** Start Dataset rows **

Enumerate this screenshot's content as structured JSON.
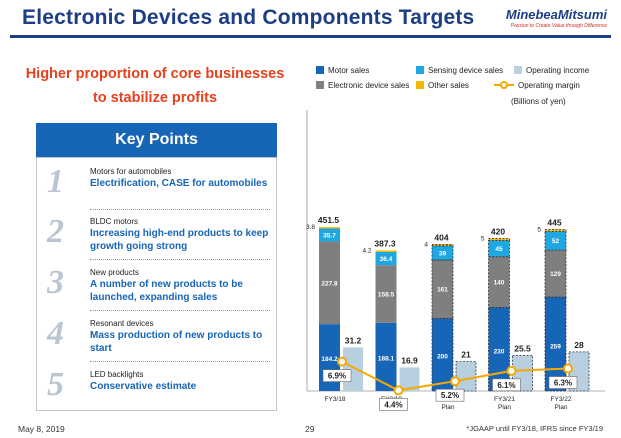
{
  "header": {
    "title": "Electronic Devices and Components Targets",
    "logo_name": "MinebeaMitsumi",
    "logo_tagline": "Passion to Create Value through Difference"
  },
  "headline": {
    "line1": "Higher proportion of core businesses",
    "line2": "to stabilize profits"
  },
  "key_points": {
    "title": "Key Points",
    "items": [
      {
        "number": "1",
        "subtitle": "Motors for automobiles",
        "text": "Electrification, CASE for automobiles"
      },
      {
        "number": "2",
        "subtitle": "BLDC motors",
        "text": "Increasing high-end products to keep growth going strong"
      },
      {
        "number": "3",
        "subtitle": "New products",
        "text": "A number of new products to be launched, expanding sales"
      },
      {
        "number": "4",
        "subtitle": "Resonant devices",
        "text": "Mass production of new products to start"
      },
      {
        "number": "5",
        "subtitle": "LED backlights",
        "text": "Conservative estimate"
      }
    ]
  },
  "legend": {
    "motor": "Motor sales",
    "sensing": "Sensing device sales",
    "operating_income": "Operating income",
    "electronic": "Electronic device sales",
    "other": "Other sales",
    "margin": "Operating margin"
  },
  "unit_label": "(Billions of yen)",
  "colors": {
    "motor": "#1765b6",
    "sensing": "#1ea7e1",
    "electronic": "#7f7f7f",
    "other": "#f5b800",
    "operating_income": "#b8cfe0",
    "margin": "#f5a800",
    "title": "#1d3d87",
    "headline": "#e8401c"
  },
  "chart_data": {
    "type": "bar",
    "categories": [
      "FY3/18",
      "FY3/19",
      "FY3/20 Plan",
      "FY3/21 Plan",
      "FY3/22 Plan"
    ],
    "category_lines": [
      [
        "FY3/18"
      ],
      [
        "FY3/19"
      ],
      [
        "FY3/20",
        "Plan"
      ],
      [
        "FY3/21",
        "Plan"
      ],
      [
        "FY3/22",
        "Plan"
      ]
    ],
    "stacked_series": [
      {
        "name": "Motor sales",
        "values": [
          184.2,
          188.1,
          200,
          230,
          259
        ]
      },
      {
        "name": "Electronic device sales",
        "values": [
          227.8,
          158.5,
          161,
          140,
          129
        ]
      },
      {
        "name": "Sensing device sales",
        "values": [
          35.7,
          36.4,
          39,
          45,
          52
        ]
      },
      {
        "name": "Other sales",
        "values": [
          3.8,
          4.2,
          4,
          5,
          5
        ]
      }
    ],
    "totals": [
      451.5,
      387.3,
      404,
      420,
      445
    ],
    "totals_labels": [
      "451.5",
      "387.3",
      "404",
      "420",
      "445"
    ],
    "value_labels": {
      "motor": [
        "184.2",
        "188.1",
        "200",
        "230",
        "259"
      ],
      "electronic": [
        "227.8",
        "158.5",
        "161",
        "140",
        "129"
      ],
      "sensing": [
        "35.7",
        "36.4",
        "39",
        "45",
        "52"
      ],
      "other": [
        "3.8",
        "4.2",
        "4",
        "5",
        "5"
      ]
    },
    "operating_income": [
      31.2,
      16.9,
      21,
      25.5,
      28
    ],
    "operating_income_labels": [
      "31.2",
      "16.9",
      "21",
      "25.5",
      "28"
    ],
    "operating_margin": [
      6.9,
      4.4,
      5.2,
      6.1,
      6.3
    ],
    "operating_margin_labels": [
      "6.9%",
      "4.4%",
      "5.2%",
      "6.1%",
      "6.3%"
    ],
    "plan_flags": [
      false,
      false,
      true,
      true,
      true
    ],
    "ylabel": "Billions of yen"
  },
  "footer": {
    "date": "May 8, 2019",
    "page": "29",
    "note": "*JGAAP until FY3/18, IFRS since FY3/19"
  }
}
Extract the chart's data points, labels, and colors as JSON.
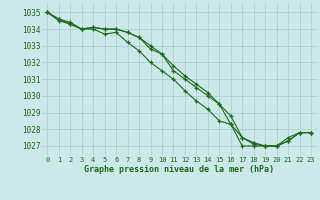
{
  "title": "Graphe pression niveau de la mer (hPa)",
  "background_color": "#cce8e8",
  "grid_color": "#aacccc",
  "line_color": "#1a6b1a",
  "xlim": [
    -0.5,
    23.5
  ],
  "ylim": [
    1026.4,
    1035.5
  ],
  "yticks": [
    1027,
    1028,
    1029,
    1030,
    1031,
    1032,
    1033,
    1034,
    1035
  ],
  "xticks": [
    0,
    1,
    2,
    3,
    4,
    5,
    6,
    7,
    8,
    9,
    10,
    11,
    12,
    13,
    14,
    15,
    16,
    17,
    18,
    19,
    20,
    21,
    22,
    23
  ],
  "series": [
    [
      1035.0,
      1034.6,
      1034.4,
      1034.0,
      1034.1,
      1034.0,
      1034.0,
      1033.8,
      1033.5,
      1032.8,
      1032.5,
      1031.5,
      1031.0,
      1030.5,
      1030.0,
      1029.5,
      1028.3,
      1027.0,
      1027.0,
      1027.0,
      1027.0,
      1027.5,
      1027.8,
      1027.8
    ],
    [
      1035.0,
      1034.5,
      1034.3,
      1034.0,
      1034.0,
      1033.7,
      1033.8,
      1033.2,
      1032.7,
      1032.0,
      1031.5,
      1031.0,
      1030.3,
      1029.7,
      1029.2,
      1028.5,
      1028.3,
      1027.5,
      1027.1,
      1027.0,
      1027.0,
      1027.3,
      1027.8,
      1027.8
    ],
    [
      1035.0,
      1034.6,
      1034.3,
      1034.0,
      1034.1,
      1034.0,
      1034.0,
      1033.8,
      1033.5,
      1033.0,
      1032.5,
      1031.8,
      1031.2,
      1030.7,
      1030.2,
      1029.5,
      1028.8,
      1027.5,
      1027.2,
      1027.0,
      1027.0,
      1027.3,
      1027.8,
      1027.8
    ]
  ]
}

** End Dataset rows **

Every record must be copied exactly, with the pictures left out.

Enumerate this screenshot's content as structured JSON.
{
  "header": {
    "title": "Electronic Devices and Components Targets",
    "logo_name": "MinebeaMitsumi",
    "logo_tagline": "Passion to Create Value through Difference"
  },
  "headline": {
    "line1": "Higher proportion of core businesses",
    "line2": "to stabilize profits"
  },
  "key_points": {
    "title": "Key Points",
    "items": [
      {
        "number": "1",
        "subtitle": "Motors for automobiles",
        "text": "Electrification, CASE for automobiles"
      },
      {
        "number": "2",
        "subtitle": "BLDC motors",
        "text": "Increasing high-end products to keep growth going strong"
      },
      {
        "number": "3",
        "subtitle": "New products",
        "text": "A number of new products to be launched, expanding sales"
      },
      {
        "number": "4",
        "subtitle": "Resonant devices",
        "text": "Mass production of new products to start"
      },
      {
        "number": "5",
        "subtitle": "LED backlights",
        "text": "Conservative estimate"
      }
    ]
  },
  "legend": {
    "motor": "Motor sales",
    "sensing": "Sensing device sales",
    "operating_income": "Operating income",
    "electronic": "Electronic device sales",
    "other": "Other sales",
    "margin": "Operating margin"
  },
  "unit_label": "(Billions of yen)",
  "colors": {
    "motor": "#1765b6",
    "sensing": "#1ea7e1",
    "electronic": "#7f7f7f",
    "other": "#f5b800",
    "operating_income": "#b8cfe0",
    "margin": "#f5a800",
    "title": "#1d3d87",
    "headline": "#e8401c"
  },
  "chart_data": {
    "type": "bar",
    "categories": [
      "FY3/18",
      "FY3/19",
      "FY3/20 Plan",
      "FY3/21 Plan",
      "FY3/22 Plan"
    ],
    "category_lines": [
      [
        "FY3/18"
      ],
      [
        "FY3/19"
      ],
      [
        "FY3/20",
        "Plan"
      ],
      [
        "FY3/21",
        "Plan"
      ],
      [
        "FY3/22",
        "Plan"
      ]
    ],
    "stacked_series": [
      {
        "name": "Motor sales",
        "values": [
          184.2,
          188.1,
          200,
          230,
          259
        ]
      },
      {
        "name": "Electronic device sales",
        "values": [
          227.8,
          158.5,
          161,
          140,
          129
        ]
      },
      {
        "name": "Sensing device sales",
        "values": [
          35.7,
          36.4,
          39,
          45,
          52
        ]
      },
      {
        "name": "Other sales",
        "values": [
          3.8,
          4.2,
          4,
          5,
          5
        ]
      }
    ],
    "totals": [
      451.5,
      387.3,
      404,
      420,
      445
    ],
    "totals_labels": [
      "451.5",
      "387.3",
      "404",
      "420",
      "445"
    ],
    "value_labels": {
      "motor": [
        "184.2",
        "188.1",
        "200",
        "230",
        "259"
      ],
      "electronic": [
        "227.8",
        "158.5",
        "161",
        "140",
        "129"
      ],
      "sensing": [
        "35.7",
        "36.4",
        "39",
        "45",
        "52"
      ],
      "other": [
        "3.8",
        "4.2",
        "4",
        "5",
        "5"
      ]
    },
    "operating_income": [
      31.2,
      16.9,
      21,
      25.5,
      28
    ],
    "operating_income_labels": [
      "31.2",
      "16.9",
      "21",
      "25.5",
      "28"
    ],
    "operating_margin": [
      6.9,
      4.4,
      5.2,
      6.1,
      6.3
    ],
    "operating_margin_labels": [
      "6.9%",
      "4.4%",
      "5.2%",
      "6.1%",
      "6.3%"
    ],
    "plan_flags": [
      false,
      false,
      true,
      true,
      true
    ],
    "ylabel": "Billions of yen"
  },
  "footer": {
    "date": "May 8, 2019",
    "page": "29",
    "note": "*JGAAP until FY3/18, IFRS since FY3/19"
  }
}
Extract the chart's data points, labels, and colors as JSON.
{
  "title": "Graphe pression niveau de la mer (hPa)",
  "background_color": "#cce8e8",
  "grid_color": "#aacccc",
  "line_color": "#1a6b1a",
  "xlim": [
    -0.5,
    23.5
  ],
  "ylim": [
    1026.4,
    1035.5
  ],
  "yticks": [
    1027,
    1028,
    1029,
    1030,
    1031,
    1032,
    1033,
    1034,
    1035
  ],
  "xticks": [
    0,
    1,
    2,
    3,
    4,
    5,
    6,
    7,
    8,
    9,
    10,
    11,
    12,
    13,
    14,
    15,
    16,
    17,
    18,
    19,
    20,
    21,
    22,
    23
  ],
  "series": [
    [
      1035.0,
      1034.6,
      1034.4,
      1034.0,
      1034.1,
      1034.0,
      1034.0,
      1033.8,
      1033.5,
      1032.8,
      1032.5,
      1031.5,
      1031.0,
      1030.5,
      1030.0,
      1029.5,
      1028.3,
      1027.0,
      1027.0,
      1027.0,
      1027.0,
      1027.5,
      1027.8,
      1027.8
    ],
    [
      1035.0,
      1034.5,
      1034.3,
      1034.0,
      1034.0,
      1033.7,
      1033.8,
      1033.2,
      1032.7,
      1032.0,
      1031.5,
      1031.0,
      1030.3,
      1029.7,
      1029.2,
      1028.5,
      1028.3,
      1027.5,
      1027.1,
      1027.0,
      1027.0,
      1027.3,
      1027.8,
      1027.8
    ],
    [
      1035.0,
      1034.6,
      1034.3,
      1034.0,
      1034.1,
      1034.0,
      1034.0,
      1033.8,
      1033.5,
      1033.0,
      1032.5,
      1031.8,
      1031.2,
      1030.7,
      1030.2,
      1029.5,
      1028.8,
      1027.5,
      1027.2,
      1027.0,
      1027.0,
      1027.3,
      1027.8,
      1027.8
    ]
  ]
}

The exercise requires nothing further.